● Goal: Give back every line exactly as it appears, pictures excluded.

[Stored entries]
=-=-=-=-=

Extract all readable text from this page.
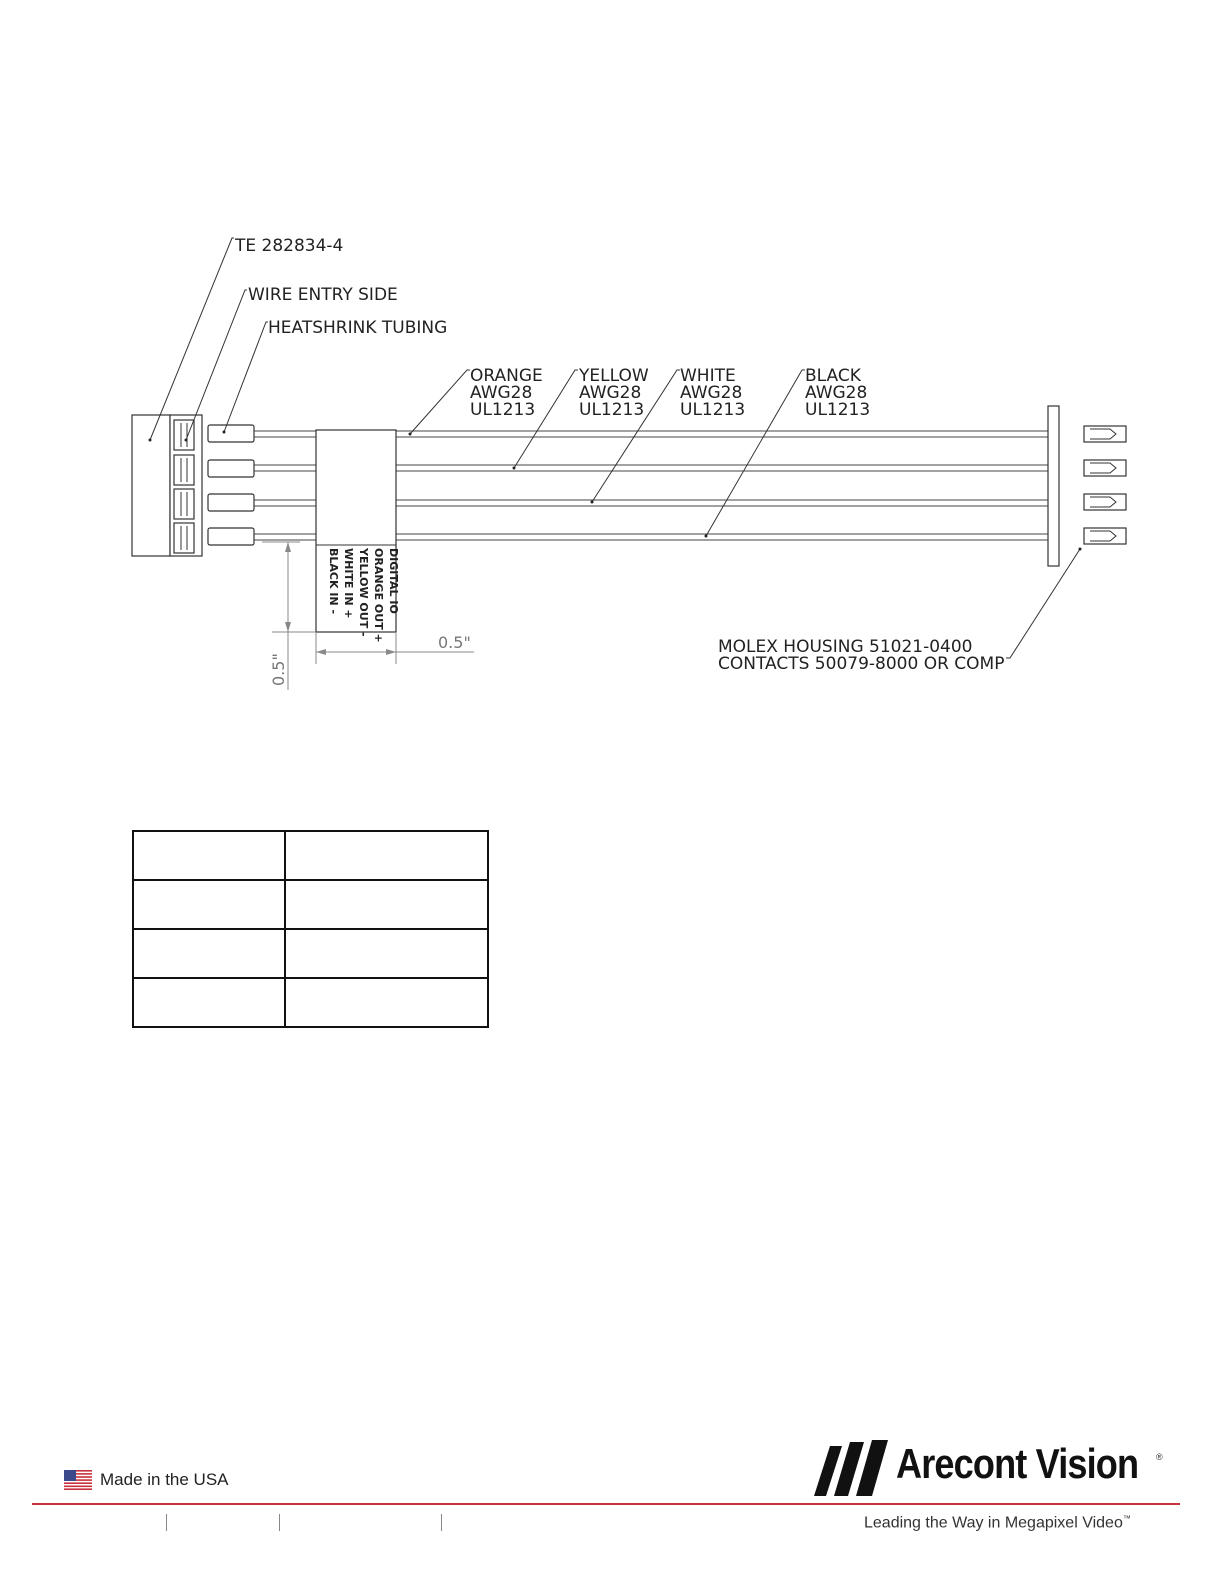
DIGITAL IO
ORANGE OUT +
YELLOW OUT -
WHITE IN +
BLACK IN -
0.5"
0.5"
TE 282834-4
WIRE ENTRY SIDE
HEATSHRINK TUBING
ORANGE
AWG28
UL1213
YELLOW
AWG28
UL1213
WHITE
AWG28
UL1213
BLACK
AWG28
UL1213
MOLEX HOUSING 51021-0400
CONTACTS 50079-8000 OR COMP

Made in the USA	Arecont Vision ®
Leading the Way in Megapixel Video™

=-=-=-=-=

● Correct result:
Extract all readable text from this page.
DIGITAL IO
ORANGE OUT +
YELLOW OUT -
WHITE IN +
BLACK IN -
0.5"
0.5"
TE 282834-4
WIRE ENTRY SIDE
HEATSHRINK TUBING
ORANGE
AWG28
UL1213
YELLOW
AWG28
UL1213
WHITE
AWG28
UL1213
BLACK
AWG28
UL1213
MOLEX HOUSING 51021-0400
CONTACTS 50079-8000 OR COMP

Made in the USA	Arecont Vision ®
Leading the Way in Megapixel Video™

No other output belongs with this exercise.